§ GOAL: Search the data for the word "Tasks" and copy every line that contains it.

## BEGIN SUPPLIED DATA

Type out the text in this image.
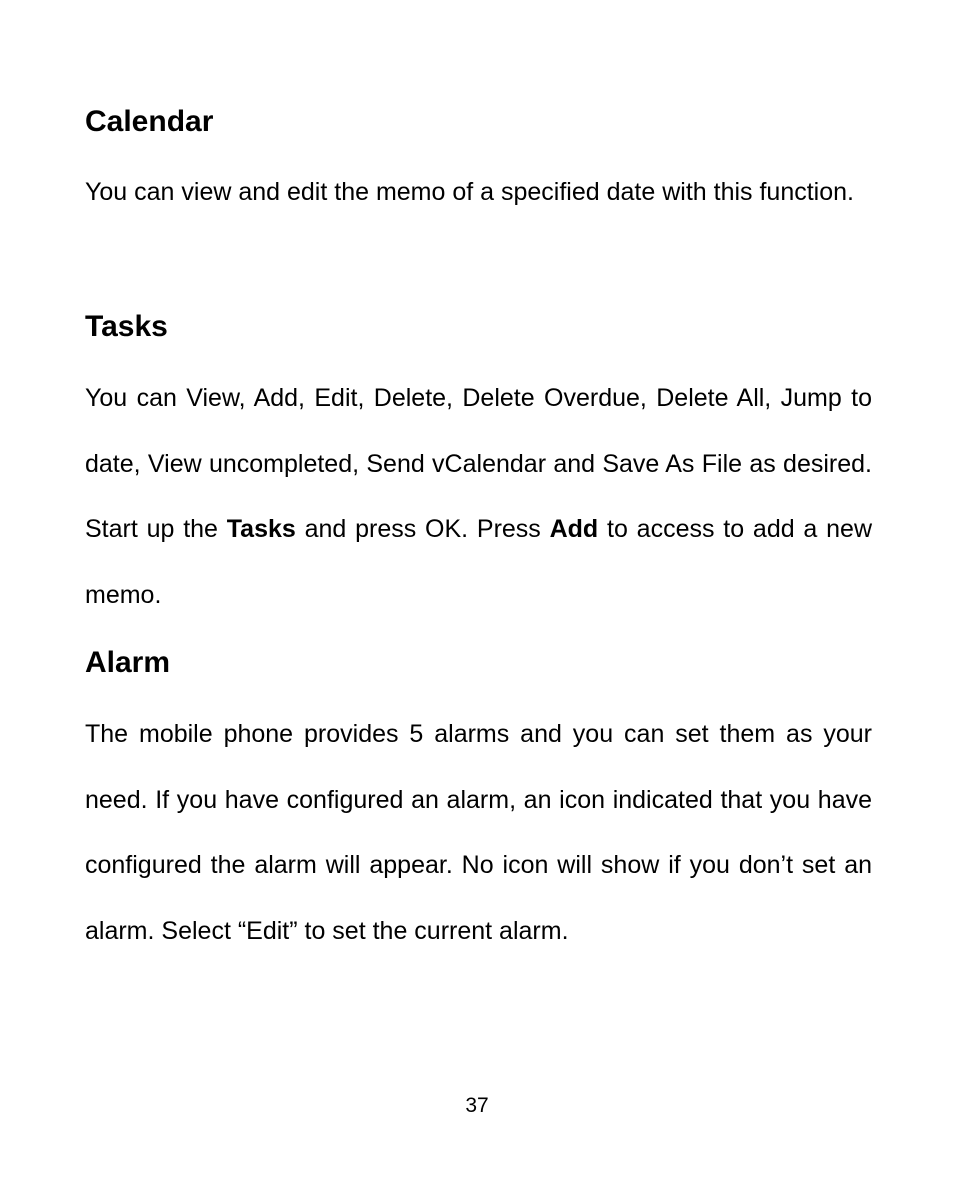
Calendar

You can view and edit the memo of a specified date with this function.

Tasks

You can View, Add, Edit, Delete, Delete Overdue, Delete All, Jump to date, View uncompleted, Send vCalendar and Save As File as desired. Start up the Tasks and press OK. Press Add to access to add a new memo.

Alarm

The mobile phone provides 5 alarms and you can set them as your need. If you have configured an alarm, an icon indicated that you have configured the alarm will appear. No icon will show if you don’t set an alarm. Select “Edit” to set the current alarm.

37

## END SUPPLIED DATA

§ FINISHED TASK:
Tasks
You can View, Add, Edit, Delete, Delete Overdue, Delete All, Jump to date, View uncompleted, Send vCalendar and Save As File as desired. Start up the Tasks and press OK. Press Add to access to add a new memo.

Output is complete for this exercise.